Show all lines of the listing that hold the word "These".
==========
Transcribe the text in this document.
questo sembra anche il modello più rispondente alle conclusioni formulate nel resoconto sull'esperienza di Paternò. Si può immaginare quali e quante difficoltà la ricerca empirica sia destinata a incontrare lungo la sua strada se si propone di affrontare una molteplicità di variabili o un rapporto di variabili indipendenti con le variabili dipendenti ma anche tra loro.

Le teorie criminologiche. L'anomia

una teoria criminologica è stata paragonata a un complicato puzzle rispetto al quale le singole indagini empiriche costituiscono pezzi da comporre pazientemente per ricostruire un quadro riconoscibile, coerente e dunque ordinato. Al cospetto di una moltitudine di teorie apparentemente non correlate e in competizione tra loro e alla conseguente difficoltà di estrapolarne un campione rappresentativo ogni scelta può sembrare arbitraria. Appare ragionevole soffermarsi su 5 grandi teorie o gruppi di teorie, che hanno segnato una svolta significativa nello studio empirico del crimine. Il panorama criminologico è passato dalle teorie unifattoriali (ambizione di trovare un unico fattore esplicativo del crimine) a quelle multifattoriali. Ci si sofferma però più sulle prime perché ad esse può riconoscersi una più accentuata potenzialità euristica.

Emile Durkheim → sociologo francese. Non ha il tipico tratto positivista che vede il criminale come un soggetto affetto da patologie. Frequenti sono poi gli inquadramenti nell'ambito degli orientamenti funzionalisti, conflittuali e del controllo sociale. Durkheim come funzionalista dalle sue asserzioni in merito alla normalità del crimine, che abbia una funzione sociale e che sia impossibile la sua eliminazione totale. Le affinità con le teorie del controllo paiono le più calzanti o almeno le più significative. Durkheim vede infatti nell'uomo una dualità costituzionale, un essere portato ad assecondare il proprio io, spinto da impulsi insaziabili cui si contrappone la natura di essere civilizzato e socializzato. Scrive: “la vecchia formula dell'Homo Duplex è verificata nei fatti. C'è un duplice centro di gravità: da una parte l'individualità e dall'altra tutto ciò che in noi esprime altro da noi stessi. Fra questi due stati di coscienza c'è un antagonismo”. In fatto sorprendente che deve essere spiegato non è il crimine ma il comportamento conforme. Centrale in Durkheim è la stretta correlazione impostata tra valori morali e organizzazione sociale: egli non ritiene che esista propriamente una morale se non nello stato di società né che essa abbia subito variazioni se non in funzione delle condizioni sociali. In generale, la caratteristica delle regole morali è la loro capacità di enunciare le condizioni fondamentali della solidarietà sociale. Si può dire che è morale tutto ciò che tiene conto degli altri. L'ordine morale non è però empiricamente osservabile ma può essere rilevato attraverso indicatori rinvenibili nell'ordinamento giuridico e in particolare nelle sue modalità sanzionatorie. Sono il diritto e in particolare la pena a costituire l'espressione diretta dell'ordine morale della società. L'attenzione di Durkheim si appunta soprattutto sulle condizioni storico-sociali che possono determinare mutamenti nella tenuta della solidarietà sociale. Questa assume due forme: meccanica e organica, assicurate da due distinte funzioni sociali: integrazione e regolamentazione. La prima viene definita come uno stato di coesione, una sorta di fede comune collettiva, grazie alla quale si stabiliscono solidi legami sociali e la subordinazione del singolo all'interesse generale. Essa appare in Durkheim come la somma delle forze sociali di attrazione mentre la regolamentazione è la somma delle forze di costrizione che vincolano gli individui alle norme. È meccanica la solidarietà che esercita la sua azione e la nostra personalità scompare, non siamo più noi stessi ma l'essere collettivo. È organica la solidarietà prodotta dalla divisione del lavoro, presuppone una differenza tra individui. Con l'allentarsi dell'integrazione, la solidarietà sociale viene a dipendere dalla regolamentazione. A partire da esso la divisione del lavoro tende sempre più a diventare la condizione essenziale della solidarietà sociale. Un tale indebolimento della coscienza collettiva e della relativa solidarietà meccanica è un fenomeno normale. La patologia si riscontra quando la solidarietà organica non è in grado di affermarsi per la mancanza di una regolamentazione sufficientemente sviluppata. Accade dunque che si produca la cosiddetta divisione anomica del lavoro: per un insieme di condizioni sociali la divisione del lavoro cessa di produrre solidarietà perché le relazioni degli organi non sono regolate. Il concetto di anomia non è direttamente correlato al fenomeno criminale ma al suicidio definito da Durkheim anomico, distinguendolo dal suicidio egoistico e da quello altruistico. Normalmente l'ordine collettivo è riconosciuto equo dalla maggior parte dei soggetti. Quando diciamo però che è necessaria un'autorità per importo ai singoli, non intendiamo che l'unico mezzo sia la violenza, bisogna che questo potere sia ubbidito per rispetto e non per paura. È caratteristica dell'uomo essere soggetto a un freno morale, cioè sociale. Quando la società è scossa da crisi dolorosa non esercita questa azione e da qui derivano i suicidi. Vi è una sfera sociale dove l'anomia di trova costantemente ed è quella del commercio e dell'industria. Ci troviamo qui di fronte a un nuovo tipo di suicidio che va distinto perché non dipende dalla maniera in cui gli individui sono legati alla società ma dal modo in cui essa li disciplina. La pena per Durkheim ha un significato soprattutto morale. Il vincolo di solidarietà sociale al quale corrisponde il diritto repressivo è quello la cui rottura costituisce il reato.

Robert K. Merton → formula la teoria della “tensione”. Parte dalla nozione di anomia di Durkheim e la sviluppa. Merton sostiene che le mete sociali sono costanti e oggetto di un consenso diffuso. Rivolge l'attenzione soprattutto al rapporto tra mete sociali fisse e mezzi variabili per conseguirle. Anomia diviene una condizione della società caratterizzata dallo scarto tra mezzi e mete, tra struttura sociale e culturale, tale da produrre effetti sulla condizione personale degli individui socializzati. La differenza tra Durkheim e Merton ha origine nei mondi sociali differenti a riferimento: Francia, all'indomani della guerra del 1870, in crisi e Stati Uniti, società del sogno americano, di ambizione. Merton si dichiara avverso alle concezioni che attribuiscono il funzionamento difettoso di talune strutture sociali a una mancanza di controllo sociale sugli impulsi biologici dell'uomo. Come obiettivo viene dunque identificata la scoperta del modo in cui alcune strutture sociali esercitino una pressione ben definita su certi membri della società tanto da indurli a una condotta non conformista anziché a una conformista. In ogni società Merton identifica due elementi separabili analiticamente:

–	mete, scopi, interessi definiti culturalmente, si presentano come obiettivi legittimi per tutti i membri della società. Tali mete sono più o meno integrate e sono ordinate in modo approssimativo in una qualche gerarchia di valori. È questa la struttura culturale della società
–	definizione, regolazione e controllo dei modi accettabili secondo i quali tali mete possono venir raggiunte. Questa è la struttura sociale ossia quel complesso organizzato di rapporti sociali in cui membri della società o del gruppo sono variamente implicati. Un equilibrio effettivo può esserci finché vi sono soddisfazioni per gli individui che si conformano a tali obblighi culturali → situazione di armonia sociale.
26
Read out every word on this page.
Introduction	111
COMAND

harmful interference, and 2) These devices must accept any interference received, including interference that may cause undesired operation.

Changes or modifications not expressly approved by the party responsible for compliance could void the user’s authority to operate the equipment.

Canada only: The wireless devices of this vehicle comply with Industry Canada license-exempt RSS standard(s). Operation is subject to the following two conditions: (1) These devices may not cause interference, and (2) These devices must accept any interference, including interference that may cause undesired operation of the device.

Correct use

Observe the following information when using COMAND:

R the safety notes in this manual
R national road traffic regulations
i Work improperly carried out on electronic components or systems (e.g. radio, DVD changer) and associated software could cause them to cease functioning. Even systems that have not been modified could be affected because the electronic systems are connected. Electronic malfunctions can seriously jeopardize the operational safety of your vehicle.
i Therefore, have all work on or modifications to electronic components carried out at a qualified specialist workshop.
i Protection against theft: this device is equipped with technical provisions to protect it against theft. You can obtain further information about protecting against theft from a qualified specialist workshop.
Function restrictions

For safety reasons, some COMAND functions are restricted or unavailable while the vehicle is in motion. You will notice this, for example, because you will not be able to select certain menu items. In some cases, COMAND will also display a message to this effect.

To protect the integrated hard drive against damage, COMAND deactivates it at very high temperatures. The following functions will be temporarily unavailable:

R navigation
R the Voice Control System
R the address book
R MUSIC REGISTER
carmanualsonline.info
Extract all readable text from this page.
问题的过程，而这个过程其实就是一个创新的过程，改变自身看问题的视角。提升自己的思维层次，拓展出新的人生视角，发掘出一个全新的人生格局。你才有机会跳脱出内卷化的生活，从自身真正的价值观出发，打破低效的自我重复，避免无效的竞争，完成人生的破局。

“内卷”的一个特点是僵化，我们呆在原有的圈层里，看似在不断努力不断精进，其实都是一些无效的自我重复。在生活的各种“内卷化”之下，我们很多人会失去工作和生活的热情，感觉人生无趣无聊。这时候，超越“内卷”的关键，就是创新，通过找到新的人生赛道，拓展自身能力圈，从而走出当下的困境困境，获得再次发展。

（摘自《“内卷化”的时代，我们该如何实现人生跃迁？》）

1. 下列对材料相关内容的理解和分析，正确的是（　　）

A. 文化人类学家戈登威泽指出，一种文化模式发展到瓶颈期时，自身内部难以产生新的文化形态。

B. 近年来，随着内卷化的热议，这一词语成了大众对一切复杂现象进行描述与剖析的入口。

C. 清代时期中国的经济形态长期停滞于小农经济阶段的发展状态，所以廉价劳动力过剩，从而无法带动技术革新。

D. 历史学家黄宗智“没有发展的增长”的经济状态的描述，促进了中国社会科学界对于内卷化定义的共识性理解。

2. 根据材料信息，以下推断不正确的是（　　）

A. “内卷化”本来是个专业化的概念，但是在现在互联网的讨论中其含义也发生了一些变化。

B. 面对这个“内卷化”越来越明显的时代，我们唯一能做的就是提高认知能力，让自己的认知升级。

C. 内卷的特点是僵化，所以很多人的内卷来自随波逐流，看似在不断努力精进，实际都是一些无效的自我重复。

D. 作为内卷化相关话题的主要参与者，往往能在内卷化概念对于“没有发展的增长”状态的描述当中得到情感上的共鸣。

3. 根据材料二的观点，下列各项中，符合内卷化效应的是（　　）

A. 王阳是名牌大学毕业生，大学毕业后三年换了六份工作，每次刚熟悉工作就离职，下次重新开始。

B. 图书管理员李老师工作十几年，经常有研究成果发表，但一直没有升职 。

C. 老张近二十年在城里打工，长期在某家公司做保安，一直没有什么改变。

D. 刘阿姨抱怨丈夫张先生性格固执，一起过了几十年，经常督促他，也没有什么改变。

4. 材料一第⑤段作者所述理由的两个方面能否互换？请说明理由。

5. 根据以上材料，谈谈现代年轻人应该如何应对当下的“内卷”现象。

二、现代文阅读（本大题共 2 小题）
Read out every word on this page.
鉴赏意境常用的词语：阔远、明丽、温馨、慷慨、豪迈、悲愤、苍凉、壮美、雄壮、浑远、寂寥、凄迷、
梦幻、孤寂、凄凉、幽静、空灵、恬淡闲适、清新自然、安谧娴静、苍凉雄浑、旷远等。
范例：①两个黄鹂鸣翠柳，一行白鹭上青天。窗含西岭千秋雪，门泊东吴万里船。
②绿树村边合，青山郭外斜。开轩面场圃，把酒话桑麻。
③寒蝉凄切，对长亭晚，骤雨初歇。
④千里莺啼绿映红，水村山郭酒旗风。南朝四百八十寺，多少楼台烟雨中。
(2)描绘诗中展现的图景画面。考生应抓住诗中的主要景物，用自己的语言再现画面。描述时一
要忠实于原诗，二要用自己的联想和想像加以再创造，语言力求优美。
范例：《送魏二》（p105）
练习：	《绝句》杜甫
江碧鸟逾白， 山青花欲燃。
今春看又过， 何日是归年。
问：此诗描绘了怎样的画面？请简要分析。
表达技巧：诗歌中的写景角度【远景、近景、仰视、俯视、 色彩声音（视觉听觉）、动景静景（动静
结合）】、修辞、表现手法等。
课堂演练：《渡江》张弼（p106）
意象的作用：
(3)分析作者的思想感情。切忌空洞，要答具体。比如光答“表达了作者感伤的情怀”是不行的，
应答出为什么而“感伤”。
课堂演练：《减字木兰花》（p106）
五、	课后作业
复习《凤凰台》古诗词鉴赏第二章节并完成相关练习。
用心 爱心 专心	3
==========
▶ [ANSWER FOR THE TASK]
harmful interference, and 2) These devices must accept any interference received, including interference that may cause undesired operation.
Canada only: The wireless devices of this vehicle comply with Industry Canada license-exempt RSS standard(s). Operation is subject to the following two conditions: (1) These devices may not cause interference, and (2) These devices must accept any interference, including interference that may cause undesired operation of the device.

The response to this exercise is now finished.